→ **Text provided**:
NB-IoT is more popular in EU and China and LTE Cat-M1 in the U.S. and Japan. T-Mobile is planning to deploy NB-IoT network in the U.S. by mid-2018 following a pilot project in Las Vegas. Verizon and AT&T launched LTE Cat-M1 networks last year and their IoT-specific data plans are available for purchase. Verizon and AT&T IoT networks cover a much greater area than LoRa or Sigfox. An IoT device can be connected to AT&T’s network for close to $1.00 per month, and to Verizon’s for as low as $2 per month for 1MB of data. A typical sensor message generally falls into 10-200 bytes range. With the overhead associated with protocols to send the data to the cloud, this may reach to 1KB. This can be used as a general guide to determine how much data to buy from a network operator.

Fruit on a tree branch

Studies show there is a potential for over 50% water savings using sensor-based irrigation scheduling methods.

→ **Stored data**:
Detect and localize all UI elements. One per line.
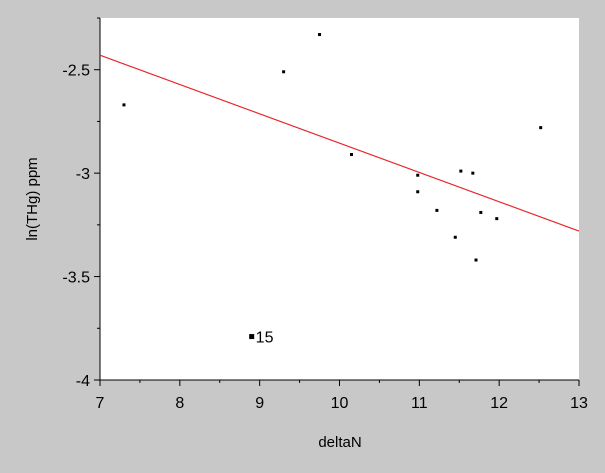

→ **Requests**:
**A.** Output the IoT network passage verbatim, everything from "NB-IoT is more" down to "a network operator.".
**B.** In the IoT network passage, what size range does a typical sensor message fall into?
**C.** Write the next part of the IoT network passage, picking up after its final sentence.
The listing is separate material and has no connection to the IoT network passage.

→ **Outputs in order**:
**A.**
NB-IoT is more popular in EU and China and LTE Cat-M1 in the U.S. and Japan. T-Mobile is planning to deploy NB-IoT network in the U.S. by mid-2018 following a pilot project in Las Vegas. Verizon and AT&T launched LTE Cat-M1 networks last year and their IoT-specific data plans are available for purchase. Verizon and AT&T IoT networks cover a much greater area than LoRa or Sigfox. An IoT device can be connected to AT&T’s network for close to $1.00 per month, and to Verizon’s for as low as $2 per month for 1MB of data. A typical sensor message generally falls into 10-200 bytes range. With the overhead associated with protocols to send the data to the cloud, this may reach to 1KB. This can be used as a general guide to determine how much data to buy from a network operator.

**B.** 10-200 bytes

**C.**
What the future holds

Many startup companies are currently focused on the software aspect of IoT, and their products lack sensor technology. The main problem they have is that developing good sensors is hard. Most of these companies will fail before the batteries of their sensors die. Few will survive or prevail in the very competitive IoT market. Larger companies that own sensor technologies are more concerned with the compatibility and interoperability of these IoT technologies and will be hesitant to adopt them until they have a clear picture. It is going to take time to see both IoT and accurate soil/plant sensors in one package in the market.  

With the rapid growth of IoT in other areas, there will be an opportunity to evaluate different IoT technologies before adopting them in agriculture. As a company, you may be forced to choose specific IoT technology. Growers and consultants should not worry about what solution is employed to transfer data from their field to the cloud and to their computers or smartphones, as long as quality data is collected and costs and services are reasonable. Currently, some companies are using traditional cellular networks. It is highly likely that they will finally switch to cellular IoT like LTE Cat-M1. This, however, may potentially increase the costs in some designs due to the higher cost of cellular IoT data plans.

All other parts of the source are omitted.